* [Your task]: Copy out every line that contains "agents".

■ ■ ■ ■ ■

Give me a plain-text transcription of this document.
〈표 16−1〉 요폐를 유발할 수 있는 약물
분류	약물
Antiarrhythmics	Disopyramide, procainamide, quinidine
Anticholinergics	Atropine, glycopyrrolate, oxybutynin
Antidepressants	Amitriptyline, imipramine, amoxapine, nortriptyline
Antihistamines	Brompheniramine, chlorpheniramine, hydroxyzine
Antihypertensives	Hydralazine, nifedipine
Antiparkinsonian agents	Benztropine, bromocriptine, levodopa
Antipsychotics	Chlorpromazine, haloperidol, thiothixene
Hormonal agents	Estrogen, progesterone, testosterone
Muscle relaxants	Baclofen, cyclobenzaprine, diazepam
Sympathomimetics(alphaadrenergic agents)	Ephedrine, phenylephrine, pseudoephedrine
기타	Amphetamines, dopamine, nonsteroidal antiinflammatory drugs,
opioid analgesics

■ ■ ■ ■ ■

* [Result]:
Antiparkinsonian agents	Benztropine, bromocriptine, levodopa
Hormonal agents	Estrogen, progesterone, testosterone
Sympathomimetics(alphaadrenergic agents)	Ephedrine, phenylephrine, pseudoephedrine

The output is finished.